Filter the entries, keeping every line with the string "Adults".
** Material to process follows **
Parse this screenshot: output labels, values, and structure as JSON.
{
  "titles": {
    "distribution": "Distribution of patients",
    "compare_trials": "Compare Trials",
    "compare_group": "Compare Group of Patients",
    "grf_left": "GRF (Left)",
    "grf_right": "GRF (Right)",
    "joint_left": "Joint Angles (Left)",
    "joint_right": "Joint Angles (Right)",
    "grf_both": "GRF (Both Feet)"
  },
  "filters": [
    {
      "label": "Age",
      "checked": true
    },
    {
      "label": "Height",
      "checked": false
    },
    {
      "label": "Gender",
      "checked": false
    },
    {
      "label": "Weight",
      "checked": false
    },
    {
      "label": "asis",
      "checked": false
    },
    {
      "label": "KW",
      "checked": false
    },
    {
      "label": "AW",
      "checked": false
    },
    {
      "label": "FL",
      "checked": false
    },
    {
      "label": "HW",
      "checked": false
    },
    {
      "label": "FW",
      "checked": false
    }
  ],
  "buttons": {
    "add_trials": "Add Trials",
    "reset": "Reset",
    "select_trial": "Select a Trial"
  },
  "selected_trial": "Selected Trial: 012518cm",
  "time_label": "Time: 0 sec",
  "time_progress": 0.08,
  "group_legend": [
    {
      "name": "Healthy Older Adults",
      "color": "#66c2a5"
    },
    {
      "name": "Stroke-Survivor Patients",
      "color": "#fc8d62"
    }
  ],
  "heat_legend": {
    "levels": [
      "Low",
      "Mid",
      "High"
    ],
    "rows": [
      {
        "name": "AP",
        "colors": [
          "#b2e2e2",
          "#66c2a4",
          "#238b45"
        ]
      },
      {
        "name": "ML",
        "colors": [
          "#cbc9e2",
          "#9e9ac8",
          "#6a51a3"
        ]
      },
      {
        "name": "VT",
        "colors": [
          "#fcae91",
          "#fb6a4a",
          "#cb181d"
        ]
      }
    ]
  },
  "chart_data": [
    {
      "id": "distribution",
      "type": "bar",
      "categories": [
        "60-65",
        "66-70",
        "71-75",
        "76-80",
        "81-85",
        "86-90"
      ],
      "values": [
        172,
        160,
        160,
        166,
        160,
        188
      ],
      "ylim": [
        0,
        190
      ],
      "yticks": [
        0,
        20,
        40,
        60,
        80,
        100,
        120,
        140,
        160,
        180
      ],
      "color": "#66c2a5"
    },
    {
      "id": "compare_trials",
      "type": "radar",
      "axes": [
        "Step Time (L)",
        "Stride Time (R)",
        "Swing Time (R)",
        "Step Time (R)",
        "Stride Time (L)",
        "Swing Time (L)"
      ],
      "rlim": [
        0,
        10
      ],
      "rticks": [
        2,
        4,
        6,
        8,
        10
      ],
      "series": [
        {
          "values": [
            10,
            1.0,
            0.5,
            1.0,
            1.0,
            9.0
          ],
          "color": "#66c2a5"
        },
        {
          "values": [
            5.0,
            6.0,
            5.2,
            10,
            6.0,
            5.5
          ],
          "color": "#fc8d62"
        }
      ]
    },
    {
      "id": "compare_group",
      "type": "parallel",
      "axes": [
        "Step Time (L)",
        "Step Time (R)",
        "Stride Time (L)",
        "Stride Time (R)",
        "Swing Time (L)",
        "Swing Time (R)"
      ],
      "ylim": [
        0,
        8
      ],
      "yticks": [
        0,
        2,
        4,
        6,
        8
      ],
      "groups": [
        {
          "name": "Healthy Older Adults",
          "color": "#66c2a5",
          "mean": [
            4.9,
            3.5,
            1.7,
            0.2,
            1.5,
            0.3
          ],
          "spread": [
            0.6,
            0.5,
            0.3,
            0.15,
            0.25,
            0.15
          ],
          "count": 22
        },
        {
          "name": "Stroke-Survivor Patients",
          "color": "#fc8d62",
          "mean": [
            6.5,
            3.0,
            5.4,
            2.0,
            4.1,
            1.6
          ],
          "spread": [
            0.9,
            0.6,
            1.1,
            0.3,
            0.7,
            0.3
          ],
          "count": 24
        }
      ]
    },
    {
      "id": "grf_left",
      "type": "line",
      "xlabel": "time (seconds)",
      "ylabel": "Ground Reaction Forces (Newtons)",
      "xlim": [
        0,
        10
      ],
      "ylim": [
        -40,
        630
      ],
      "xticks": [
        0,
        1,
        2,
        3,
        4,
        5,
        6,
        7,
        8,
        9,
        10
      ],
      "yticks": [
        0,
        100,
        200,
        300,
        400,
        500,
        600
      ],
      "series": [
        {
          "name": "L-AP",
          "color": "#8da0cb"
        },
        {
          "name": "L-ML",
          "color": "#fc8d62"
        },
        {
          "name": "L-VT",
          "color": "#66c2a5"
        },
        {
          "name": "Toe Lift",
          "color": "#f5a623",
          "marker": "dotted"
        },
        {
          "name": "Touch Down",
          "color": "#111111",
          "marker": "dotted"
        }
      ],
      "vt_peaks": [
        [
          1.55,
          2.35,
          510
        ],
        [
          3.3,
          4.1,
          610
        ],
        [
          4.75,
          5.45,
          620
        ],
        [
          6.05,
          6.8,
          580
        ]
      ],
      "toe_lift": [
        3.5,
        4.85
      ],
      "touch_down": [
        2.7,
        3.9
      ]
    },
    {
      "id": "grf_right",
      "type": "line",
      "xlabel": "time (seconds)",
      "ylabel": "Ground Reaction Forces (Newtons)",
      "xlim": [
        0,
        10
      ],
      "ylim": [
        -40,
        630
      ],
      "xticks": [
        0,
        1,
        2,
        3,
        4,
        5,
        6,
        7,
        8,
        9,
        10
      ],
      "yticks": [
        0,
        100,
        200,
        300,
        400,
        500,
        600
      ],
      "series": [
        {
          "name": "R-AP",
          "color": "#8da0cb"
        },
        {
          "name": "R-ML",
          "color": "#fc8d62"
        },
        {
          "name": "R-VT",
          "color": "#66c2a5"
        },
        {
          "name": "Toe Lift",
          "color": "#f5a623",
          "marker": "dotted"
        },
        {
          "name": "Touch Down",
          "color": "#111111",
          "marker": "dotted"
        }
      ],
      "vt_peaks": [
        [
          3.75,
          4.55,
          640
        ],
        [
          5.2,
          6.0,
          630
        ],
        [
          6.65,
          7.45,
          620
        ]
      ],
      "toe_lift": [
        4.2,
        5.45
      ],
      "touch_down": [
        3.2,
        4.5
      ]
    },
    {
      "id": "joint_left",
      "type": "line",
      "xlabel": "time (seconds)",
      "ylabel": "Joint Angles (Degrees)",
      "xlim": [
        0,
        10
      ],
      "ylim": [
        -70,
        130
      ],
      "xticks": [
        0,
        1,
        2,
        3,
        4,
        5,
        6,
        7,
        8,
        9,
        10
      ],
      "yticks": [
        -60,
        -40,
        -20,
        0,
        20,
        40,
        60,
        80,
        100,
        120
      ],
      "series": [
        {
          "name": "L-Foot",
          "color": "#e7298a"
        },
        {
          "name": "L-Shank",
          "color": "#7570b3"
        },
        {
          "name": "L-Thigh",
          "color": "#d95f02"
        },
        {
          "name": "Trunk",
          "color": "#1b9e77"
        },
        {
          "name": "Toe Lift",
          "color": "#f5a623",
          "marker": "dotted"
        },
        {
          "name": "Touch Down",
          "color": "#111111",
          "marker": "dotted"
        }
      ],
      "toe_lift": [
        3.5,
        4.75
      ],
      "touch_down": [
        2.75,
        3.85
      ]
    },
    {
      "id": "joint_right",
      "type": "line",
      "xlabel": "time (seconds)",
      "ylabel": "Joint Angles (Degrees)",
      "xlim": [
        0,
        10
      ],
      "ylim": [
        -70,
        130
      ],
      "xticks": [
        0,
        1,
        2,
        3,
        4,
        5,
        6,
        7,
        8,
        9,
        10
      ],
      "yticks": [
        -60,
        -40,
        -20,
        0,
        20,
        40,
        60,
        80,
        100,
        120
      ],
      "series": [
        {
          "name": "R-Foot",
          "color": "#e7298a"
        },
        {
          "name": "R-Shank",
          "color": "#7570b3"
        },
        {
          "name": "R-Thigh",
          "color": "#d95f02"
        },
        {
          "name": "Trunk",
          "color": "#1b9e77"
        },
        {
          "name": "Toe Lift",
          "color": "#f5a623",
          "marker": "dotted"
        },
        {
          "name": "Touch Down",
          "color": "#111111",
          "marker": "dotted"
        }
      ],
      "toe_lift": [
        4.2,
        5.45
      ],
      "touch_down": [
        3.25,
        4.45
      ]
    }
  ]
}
** End of Material to process **
▶ **Reply to the exercise**:
      "name": "Healthy Older Adults",
          "name": "Healthy Older Adults",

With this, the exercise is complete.